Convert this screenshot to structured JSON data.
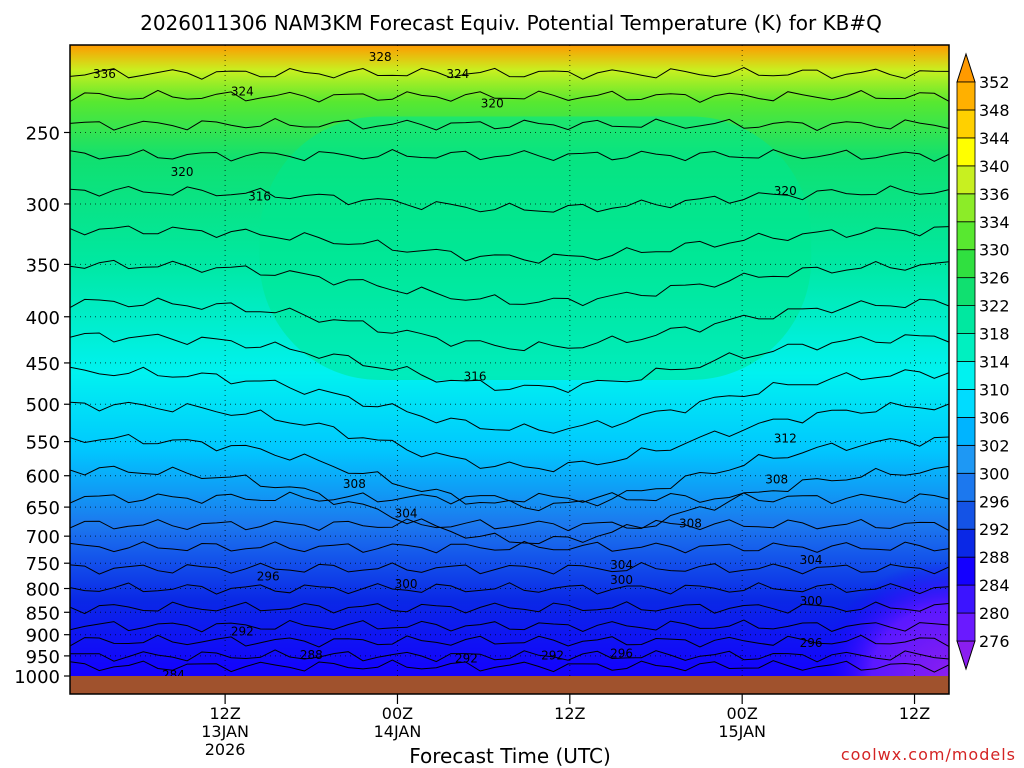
{
  "chart_data": {
    "type": "heatmap",
    "title": "2026011306 NAM3KM Forecast Equiv. Potential Temperature (K) for KB#Q",
    "xlabel": "Forecast Time (UTC)",
    "ylabel": "",
    "x_range_hours": [
      -3,
      48
    ],
    "y_range_hPa": [
      1000,
      200
    ],
    "x_ticks": [
      {
        "hour": 6,
        "label": "12Z",
        "sub1": "13JAN",
        "sub2": "2026"
      },
      {
        "hour": 16,
        "label": "00Z",
        "sub1": "14JAN",
        "sub2": ""
      },
      {
        "hour": 26,
        "label": "12Z",
        "sub1": "",
        "sub2": ""
      },
      {
        "hour": 36,
        "label": "00Z",
        "sub1": "15JAN",
        "sub2": ""
      },
      {
        "hour": 46,
        "label": "12Z",
        "sub1": "",
        "sub2": ""
      }
    ],
    "y_ticks": [
      250,
      300,
      350,
      400,
      450,
      500,
      550,
      600,
      650,
      700,
      750,
      800,
      850,
      900,
      950,
      1000
    ],
    "colorbar": {
      "levels": [
        276,
        280,
        284,
        288,
        292,
        296,
        300,
        302,
        306,
        310,
        314,
        318,
        322,
        326,
        330,
        334,
        336,
        340,
        344,
        348,
        352
      ],
      "colors": [
        "#8a1ef0",
        "#6a1aff",
        "#3c14ff",
        "#1400ff",
        "#0a28e6",
        "#1453e6",
        "#1c78ee",
        "#1e98f4",
        "#00b4ff",
        "#00dcff",
        "#00f2f0",
        "#00f0c0",
        "#00e8a0",
        "#10e070",
        "#30e040",
        "#58e830",
        "#8cec28",
        "#c8f020",
        "#ffff00",
        "#ffd000",
        "#ffb000",
        "#ff9a00"
      ]
    },
    "contour_labels": [
      {
        "text": "336",
        "t": -1,
        "p": 215
      },
      {
        "text": "328",
        "t": 15,
        "p": 206
      },
      {
        "text": "324",
        "t": 7,
        "p": 225
      },
      {
        "text": "324",
        "t": 19.5,
        "p": 215
      },
      {
        "text": "320",
        "t": 21.5,
        "p": 232
      },
      {
        "text": "320",
        "t": 3.5,
        "p": 276
      },
      {
        "text": "320",
        "t": 38.5,
        "p": 290
      },
      {
        "text": "316",
        "t": 8,
        "p": 294
      },
      {
        "text": "316",
        "t": 20.5,
        "p": 465
      },
      {
        "text": "312",
        "t": 38.5,
        "p": 545
      },
      {
        "text": "308",
        "t": 13.5,
        "p": 612
      },
      {
        "text": "308",
        "t": 33,
        "p": 677
      },
      {
        "text": "308",
        "t": 38,
        "p": 605
      },
      {
        "text": "304",
        "t": 16.5,
        "p": 660
      },
      {
        "text": "304",
        "t": 29,
        "p": 752
      },
      {
        "text": "304",
        "t": 40,
        "p": 743
      },
      {
        "text": "300",
        "t": 16.5,
        "p": 790
      },
      {
        "text": "300",
        "t": 29,
        "p": 782
      },
      {
        "text": "300",
        "t": 40,
        "p": 825
      },
      {
        "text": "296",
        "t": 8.5,
        "p": 775
      },
      {
        "text": "296",
        "t": 29,
        "p": 943
      },
      {
        "text": "296",
        "t": 40,
        "p": 918
      },
      {
        "text": "292",
        "t": 7,
        "p": 892
      },
      {
        "text": "292",
        "t": 20,
        "p": 955
      },
      {
        "text": "292",
        "t": 25,
        "p": 948
      },
      {
        "text": "288",
        "t": 11,
        "p": 947
      },
      {
        "text": "284",
        "t": 3,
        "p": 996
      }
    ]
  },
  "watermark": "coolwx.com/models"
}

• _Instructions for the task_: Search the data for "Forecast". Copy every line that has it.

• _Complete output_:
    "title": "2026011306 NAM3KM Forecast Equiv. Potential Temperature (K) for KB#Q",
    "xlabel": "Forecast Time (UTC)",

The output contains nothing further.